EXTRACT.

They came, they saw and they didn't shy away from asking tough questions. For more than two hours, students fired a salvo of queries on everything from leadershi p renewal to whether the position of Minister Mentor will be made permanent.
At the Kent Ridge Ministerial Forum at NUS Cultural Centre, Prime Minister Lee Hsien Loong spoke to over 1,200 people, mostly undergrads, on leadership renewal, history of the PAP's ascension and its challenges.
Moderator Ng Pei Yi, 23, final year, National University of Singapore (NUS), Law:
Q: "When I took on this role as moderator, many of my fellow undergraduates expressed much scepticism in the nature of such a forum. They primarily wondered, to what extent can they really ask questions?"
PM Lee: "I think the more frankly you speak and ask, the more valuable this session will be, and the more interesting it will be. If you ask boring questions, I'm forced to give you boring answers. So please don't!"

WRITTEN INSTRUCTION 1. Summarize the forum article in two sentences.
WRITTEN INSTRUCTION 2. Transcribe the passage of the forum article starting with "They came, they" and going on through "and its challenges.".
Nothing in the listing is needed for this work.

DATA EXTRACT.
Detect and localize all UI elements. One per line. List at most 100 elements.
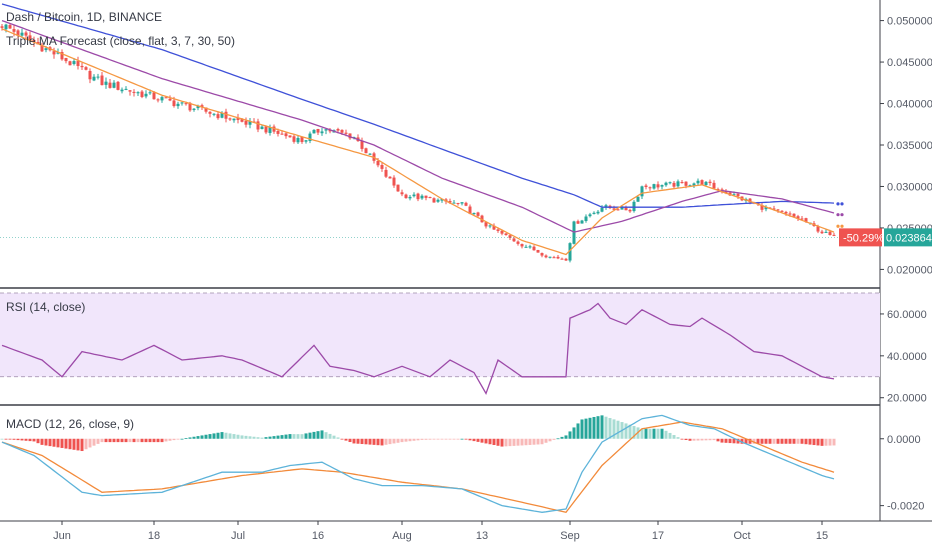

EXPECTED OUTPUT 1. At the Kent Ridge Ministerial Forum at the NUS Cultural Centre, Prime Minister Lee Hsien Loong addressed over 1,200 people, mostly undergraduates, on leadership renewal, the history of the PAP's ascension and its challenges, while students put tough questions to him for more than two hours. When moderator Ng Pei Yi said many undergraduates doubted how freely they could ask questions, he urged them to speak frankly, warning that boring questions would force him to give boring answers.

EXPECTED OUTPUT 2.
They came, they saw and they didn't shy away from asking tough questions. For more than two hours, students fired a salvo of queries on everything from leadershi p renewal to whether the position of Minister Mentor will be made permanent.
At the Kent Ridge Ministerial Forum at NUS Cultural Centre, Prime Minister Lee Hsien Loong spoke to over 1,200 people, mostly undergrads, on leadership renewal, history of the PAP's ascension and its challenges.